--- Start Records provided ---

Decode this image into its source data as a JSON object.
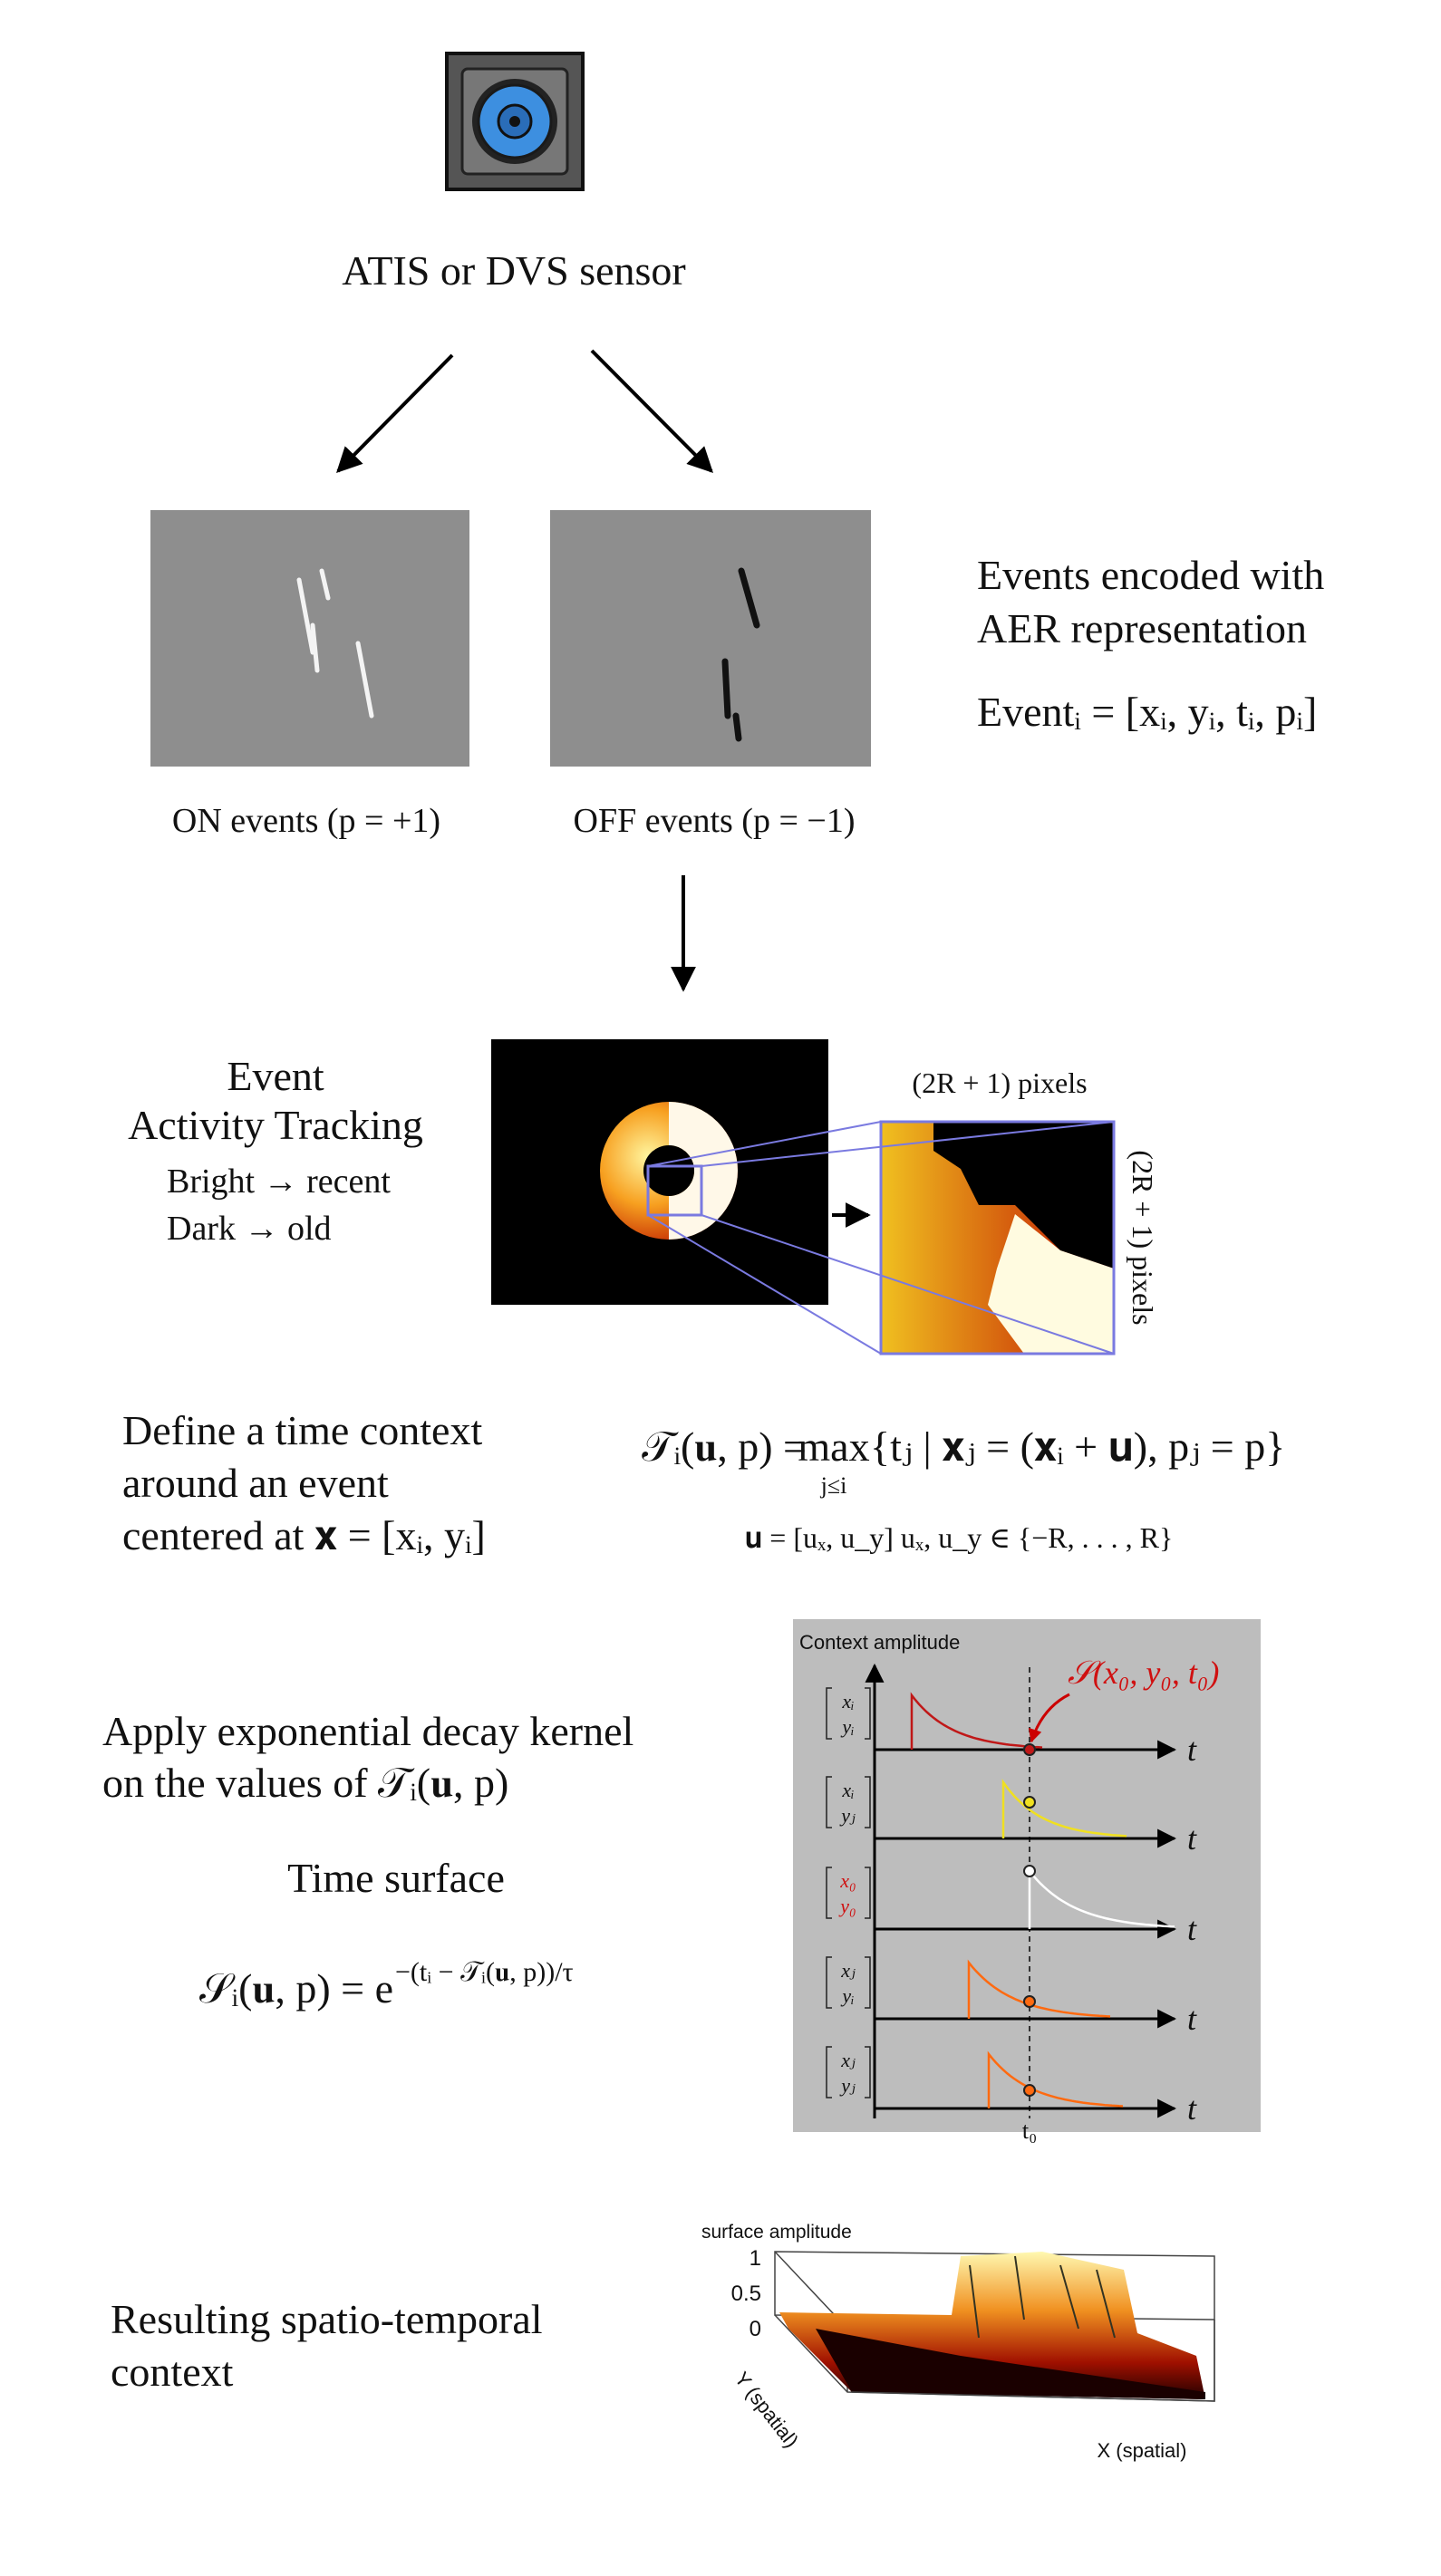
{
  "sensor": {
    "label": "ATIS or DVS sensor"
  },
  "events": {
    "on_label": "ON events (p = +1)",
    "off_label": "OFF events (p = −1)",
    "description": [
      "Events encoded with",
      "AER representation"
    ],
    "formula": "Eventᵢ = [xᵢ, yᵢ, tᵢ, pᵢ]"
  },
  "tracking": {
    "title": [
      "Event",
      "Activity Tracking"
    ],
    "notes": [
      "Bright → recent",
      "Dark → old"
    ],
    "zoom_width_label": "(2R + 1) pixels",
    "zoom_height_label": "(2R + 1) pixels"
  },
  "context": {
    "description": [
      "Define a time context",
      "around an event",
      "centered at 𝐱 = [xᵢ, yᵢ]"
    ],
    "formula_lhs": "𝒯ᵢ(𝐮, p) =",
    "formula_op": "max",
    "formula_op_sub": "j≤i",
    "formula_rhs": "{tⱼ | 𝐱ⱼ = (𝐱ᵢ + 𝐮), pⱼ = p}",
    "formula_domain": "𝐮 = [uₓ, u_y]    uₓ, u_y ∈ {−R, . . . , R}"
  },
  "decay": {
    "description": [
      "Apply exponential decay kernel",
      "on the values of 𝒯ᵢ(𝐮, p)"
    ],
    "title": "Time surface",
    "formula_base": "𝒮ᵢ(𝐮, p) = e",
    "formula_exponent": "−(tᵢ − 𝒯ᵢ(𝐮, p))/τ"
  },
  "decay_plot": {
    "y_label": "Context amplitude",
    "annotation": "𝒮(x₀, y₀, t₀)",
    "rows": [
      {
        "top": "xᵢ",
        "bottom": "yᵢ",
        "axis": "t"
      },
      {
        "top": "xᵢ",
        "bottom": "yⱼ",
        "axis": "t"
      },
      {
        "top": "x₀",
        "bottom": "y₀",
        "axis": "t"
      },
      {
        "top": "xⱼ",
        "bottom": "yᵢ",
        "axis": "t"
      },
      {
        "top": "xⱼ",
        "bottom": "yⱼ",
        "axis": "t"
      }
    ],
    "x_marker": "t₀"
  },
  "result": {
    "description": [
      "Resulting spatio-temporal",
      "context"
    ]
  },
  "surface_plot": {
    "z_label": "surface amplitude",
    "z_ticks": [
      "1",
      "0.5",
      "0"
    ],
    "y_label": "Y (spatial)",
    "x_label": "X (spatial)"
  }
}
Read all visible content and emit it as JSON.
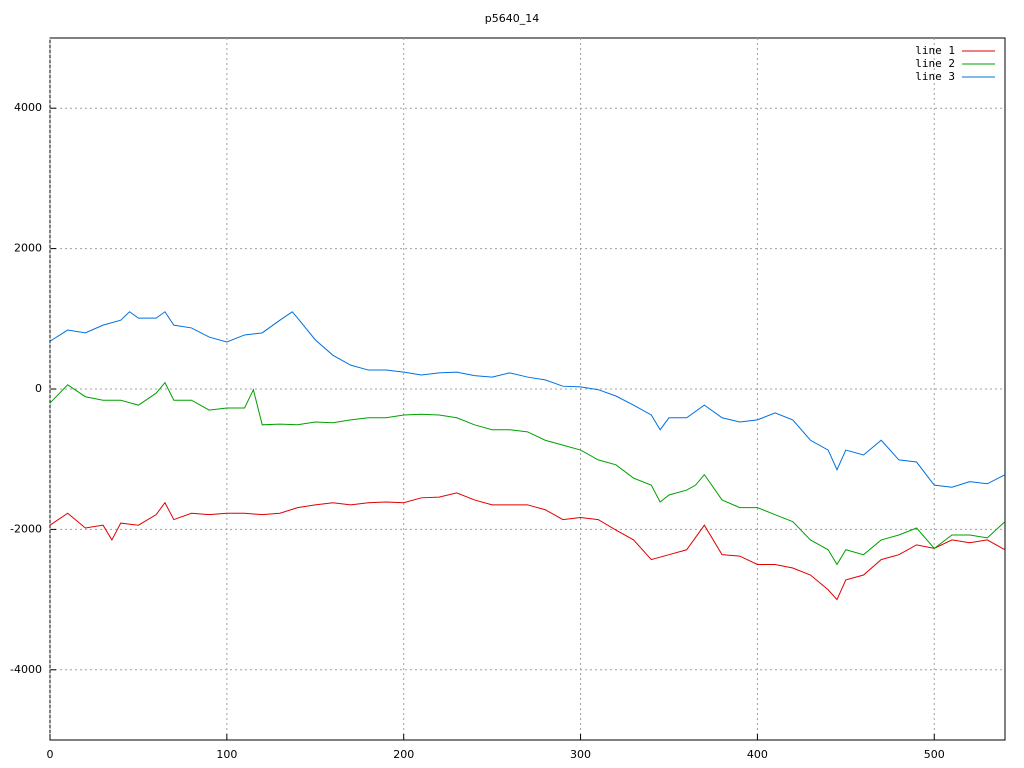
{
  "chart_data": {
    "type": "line",
    "title": "p5640_14",
    "xlim": [
      0,
      540
    ],
    "ylim": [
      -5000,
      5000
    ],
    "xticks": [
      0,
      100,
      200,
      300,
      400,
      500
    ],
    "yticks": [
      -4000,
      -2000,
      0,
      2000,
      4000
    ],
    "grid": true,
    "legend": "top-right",
    "series": [
      {
        "name": "line 1",
        "color": "#e00000",
        "x": [
          0,
          10,
          20,
          30,
          35,
          40,
          50,
          60,
          65,
          70,
          80,
          90,
          100,
          110,
          120,
          130,
          140,
          150,
          160,
          170,
          180,
          190,
          200,
          210,
          220,
          230,
          240,
          250,
          260,
          270,
          280,
          290,
          300,
          310,
          320,
          330,
          340,
          350,
          360,
          370,
          380,
          390,
          400,
          410,
          420,
          430,
          440,
          445,
          450,
          460,
          470,
          480,
          490,
          500,
          510,
          520,
          530,
          540
        ],
        "values": [
          -1940,
          -1770,
          -1980,
          -1940,
          -2150,
          -1910,
          -1940,
          -1790,
          -1620,
          -1860,
          -1770,
          -1790,
          -1770,
          -1770,
          -1790,
          -1770,
          -1690,
          -1650,
          -1620,
          -1650,
          -1620,
          -1610,
          -1620,
          -1550,
          -1540,
          -1480,
          -1580,
          -1650,
          -1650,
          -1650,
          -1720,
          -1860,
          -1830,
          -1860,
          -2010,
          -2150,
          -2430,
          -2360,
          -2290,
          -1940,
          -2360,
          -2380,
          -2500,
          -2500,
          -2550,
          -2650,
          -2860,
          -3000,
          -2720,
          -2650,
          -2430,
          -2360,
          -2220,
          -2270,
          -2150,
          -2190,
          -2150,
          -2290
        ]
      },
      {
        "name": "line 2",
        "color": "#00a000",
        "x": [
          0,
          10,
          20,
          30,
          40,
          50,
          60,
          65,
          70,
          80,
          90,
          100,
          110,
          115,
          120,
          130,
          140,
          150,
          160,
          170,
          180,
          190,
          200,
          210,
          220,
          230,
          240,
          250,
          260,
          270,
          280,
          290,
          300,
          310,
          320,
          330,
          340,
          345,
          350,
          360,
          365,
          370,
          380,
          390,
          400,
          410,
          420,
          430,
          440,
          445,
          450,
          460,
          470,
          480,
          490,
          500,
          510,
          520,
          530,
          540
        ],
        "values": [
          -200,
          60,
          -110,
          -160,
          -160,
          -230,
          -60,
          90,
          -160,
          -160,
          -300,
          -270,
          -270,
          -10,
          -510,
          -500,
          -510,
          -470,
          -480,
          -440,
          -410,
          -410,
          -370,
          -360,
          -370,
          -410,
          -510,
          -580,
          -580,
          -610,
          -730,
          -800,
          -870,
          -1010,
          -1080,
          -1270,
          -1370,
          -1610,
          -1510,
          -1440,
          -1370,
          -1220,
          -1580,
          -1690,
          -1690,
          -1790,
          -1890,
          -2150,
          -2290,
          -2500,
          -2290,
          -2360,
          -2150,
          -2080,
          -1980,
          -2270,
          -2080,
          -2080,
          -2120,
          -1890
        ]
      },
      {
        "name": "line 3",
        "color": "#0070e0",
        "x": [
          0,
          10,
          20,
          30,
          40,
          45,
          50,
          60,
          65,
          70,
          80,
          90,
          100,
          110,
          120,
          130,
          137,
          140,
          150,
          160,
          170,
          180,
          190,
          200,
          210,
          220,
          230,
          240,
          250,
          260,
          270,
          280,
          290,
          300,
          310,
          320,
          330,
          340,
          345,
          350,
          360,
          370,
          380,
          390,
          400,
          410,
          420,
          430,
          440,
          445,
          450,
          460,
          470,
          480,
          490,
          500,
          510,
          520,
          530,
          540
        ],
        "values": [
          680,
          840,
          800,
          910,
          980,
          1100,
          1010,
          1010,
          1100,
          910,
          870,
          740,
          670,
          770,
          800,
          980,
          1100,
          1010,
          700,
          480,
          340,
          270,
          270,
          240,
          200,
          230,
          240,
          190,
          170,
          230,
          170,
          130,
          40,
          30,
          -10,
          -100,
          -230,
          -370,
          -580,
          -410,
          -410,
          -230,
          -410,
          -470,
          -440,
          -340,
          -440,
          -730,
          -870,
          -1150,
          -870,
          -940,
          -730,
          -1010,
          -1040,
          -1370,
          -1400,
          -1320,
          -1350,
          -1220
        ]
      }
    ]
  }
}
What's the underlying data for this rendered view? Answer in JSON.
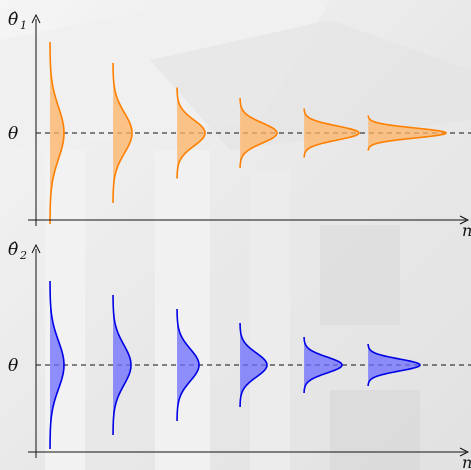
{
  "panels": [
    {
      "y_label": "θ̂",
      "y_label_sub": "1",
      "ref_label": "θ",
      "x_label": "n"
    },
    {
      "y_label": "θ̂",
      "y_label_sub": "2",
      "ref_label": "θ",
      "x_label": "n"
    }
  ]
}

--- End Records provided ---

Retype, word for word, only the lines from the line with "What's the underlying" to the final line of the listing above; the pictures do not belong in the copy.

What's the underlying data for this rendered view? Answer in JSON.
{
  "panels": [
    {
      "y_label": "θ̂",
      "y_label_sub": "1",
      "ref_label": "θ",
      "x_label": "n"
    },
    {
      "y_label": "θ̂",
      "y_label_sub": "2",
      "ref_label": "θ",
      "x_label": "n"
    }
  ]
}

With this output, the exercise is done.